§ **STATED EXERCISE**
Skip any picture you find and retype all the remaining lines exactly.

Dataset rows

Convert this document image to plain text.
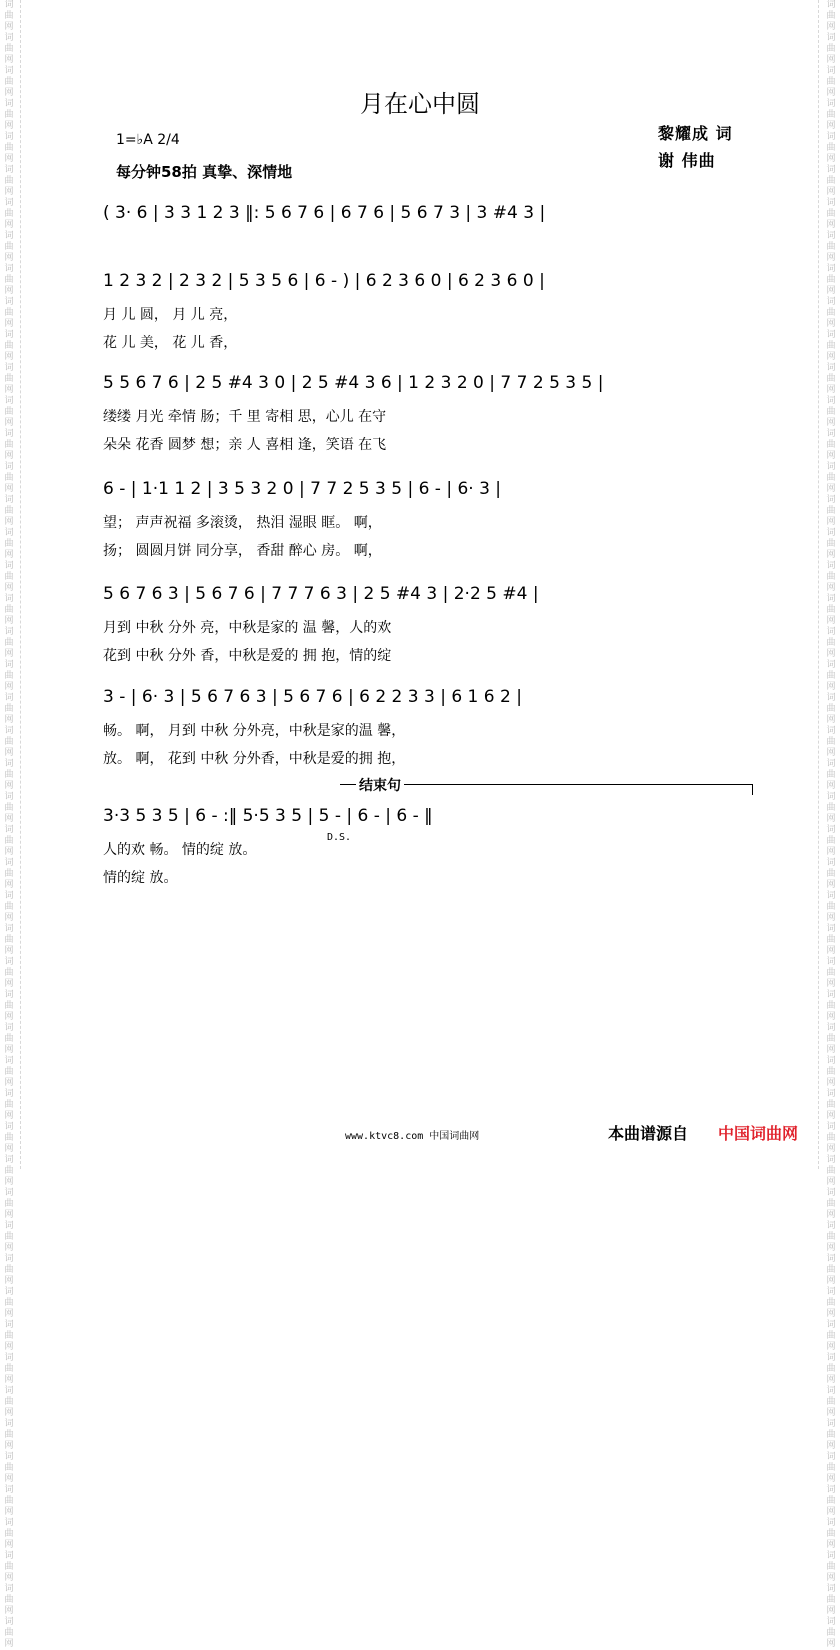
词曲网词曲网词曲网词曲网词曲网词曲网词曲网词曲网词曲网词曲网词曲网词曲网词曲网词曲网词曲网词曲网词曲网词曲网词曲网词曲网词曲网词曲网词曲网词曲网词曲网词曲网词曲网词曲网词曲网词曲网词曲网词曲网词曲网词曲网词曲网词曲网词曲网词曲网词曲网词曲网词曲网词曲网词曲网词曲网词曲网词曲网词曲网词曲网词曲网词曲网
词曲网词曲网词曲网词曲网词曲网词曲网词曲网词曲网词曲网词曲网词曲网词曲网词曲网词曲网词曲网词曲网词曲网词曲网词曲网词曲网词曲网词曲网词曲网词曲网词曲网词曲网词曲网词曲网词曲网词曲网词曲网词曲网词曲网词曲网词曲网词曲网词曲网词曲网词曲网词曲网词曲网词曲网词曲网词曲网词曲网词曲网词曲网词曲网词曲网词曲网
月在心中圆
黎耀成 词
谢 伟曲
1=♭A 2/4
每分钟58拍 真挚、深情地
( 3· 6 | 3 3 1 2 3 ‖: 5 6 7 6 | 6 7 6 | 5 6 7 3 | 3 #4 3 |
1 2 3 2 | 2 3 2 | 5 3 5 6 | 6 - ) | 6 2 3 6 0 | 6 2 3 6 0 |
5 5 6 7 6 | 2 5 #4 3 0 | 2 5 #4 3 6 | 1 2 3 2 0 | 7 7 2 5 3 5 |
6 - | 1·1 1 2 | 3 5 3 2 0 | 7 7 2 5 3 5 | 6 - | 6· 3 |
5 6 7 6 3 | 5 6 7 6 | 7 7 7 6 3 | 2 5 #4 3 | 2·2 5 #4 |
3 - | 6· 3 | 5 6 7 6 3 | 5 6 7 6 | 6 2 2 3 3 | 6 1 6 2 |
3·3 5 3 5 | 6 - :‖ 5·5 3 5 | 5 - | 6 - | 6 - ‖
结束句
D.S.
www.ktvc8.com 中国词曲网	本曲谱源自 中国词曲网
月 儿 圆， 月 儿 亮，
花 儿 美， 花 儿 香，
缕缕 月光 牵情 肠；千 里 寄相 思，心儿 在守
朵朵 花香 圆梦 想；亲 人 喜相 逢，笑语 在飞
望； 声声祝福 多滚烫， 热泪 湿眼 眶。 啊，
扬； 圆圆月饼 同分享， 香甜 醉心 房。 啊，
月到 中秋 分外 亮，中秋是家的 温 馨，人的欢
花到 中秋 分外 香，中秋是爱的 拥 抱，情的绽
畅。 啊， 月到 中秋 分外亮，中秋是家的温 馨，
放。 啊， 花到 中秋 分外香，中秋是爱的拥 抱，
人的欢 畅。 情的绽 放。
情的绽 放。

§ **PROBLEM SOLUTION**
Convert this document image to plain text.
词曲网词曲网词曲网词曲网词曲网词曲网词曲网词曲网词曲网词曲网词曲网词曲网词曲网词曲网词曲网词曲网词曲网词曲网词曲网词曲网词曲网词曲网词曲网词曲网词曲网词曲网词曲网词曲网词曲网词曲网词曲网词曲网词曲网词曲网词曲网词曲网词曲网词曲网词曲网词曲网词曲网词曲网词曲网词曲网词曲网词曲网词曲网词曲网词曲网词曲网
词曲网词曲网词曲网词曲网词曲网词曲网词曲网词曲网词曲网词曲网词曲网词曲网词曲网词曲网词曲网词曲网词曲网词曲网词曲网词曲网词曲网词曲网词曲网词曲网词曲网词曲网词曲网词曲网词曲网词曲网词曲网词曲网词曲网词曲网词曲网词曲网词曲网词曲网词曲网词曲网词曲网词曲网词曲网词曲网词曲网词曲网词曲网词曲网词曲网词曲网
月在心中圆
黎耀成 词
谢 伟曲
1=♭A 2/4
每分钟58拍 真挚、深情地
( 3· 6 | 3 3 1 2 3 ‖: 5 6 7 6 | 6 7 6 | 5 6 7 3 | 3 #4 3 |
1 2 3 2 | 2 3 2 | 5 3 5 6 | 6 - ) | 6 2 3 6 0 | 6 2 3 6 0 |
5 5 6 7 6 | 2 5 #4 3 0 | 2 5 #4 3 6 | 1 2 3 2 0 | 7 7 2 5 3 5 |
6 - | 1·1 1 2 | 3 5 3 2 0 | 7 7 2 5 3 5 | 6 - | 6· 3 |
5 6 7 6 3 | 5 6 7 6 | 7 7 7 6 3 | 2 5 #4 3 | 2·2 5 #4 |
3 - | 6· 3 | 5 6 7 6 3 | 5 6 7 6 | 6 2 2 3 3 | 6 1 6 2 |
3·3 5 3 5 | 6 - :‖ 5·5 3 5 | 5 - | 6 - | 6 - ‖
结束句
D.S.
www.ktvc8.com 中国词曲网	本曲谱源自 中国词曲网
月 儿 圆， 月 儿 亮，
花 儿 美， 花 儿 香，
缕缕 月光 牵情 肠；千 里 寄相 思，心儿 在守
朵朵 花香 圆梦 想；亲 人 喜相 逢，笑语 在飞
望； 声声祝福 多滚烫， 热泪 湿眼 眶。 啊，
扬； 圆圆月饼 同分享， 香甜 醉心 房。 啊，
月到 中秋 分外 亮，中秋是家的 温 馨，人的欢
花到 中秋 分外 香，中秋是爱的 拥 抱，情的绽
畅。 啊， 月到 中秋 分外亮，中秋是家的温 馨，
放。 啊， 花到 中秋 分外香，中秋是爱的拥 抱，
人的欢 畅。 情的绽 放。
情的绽 放。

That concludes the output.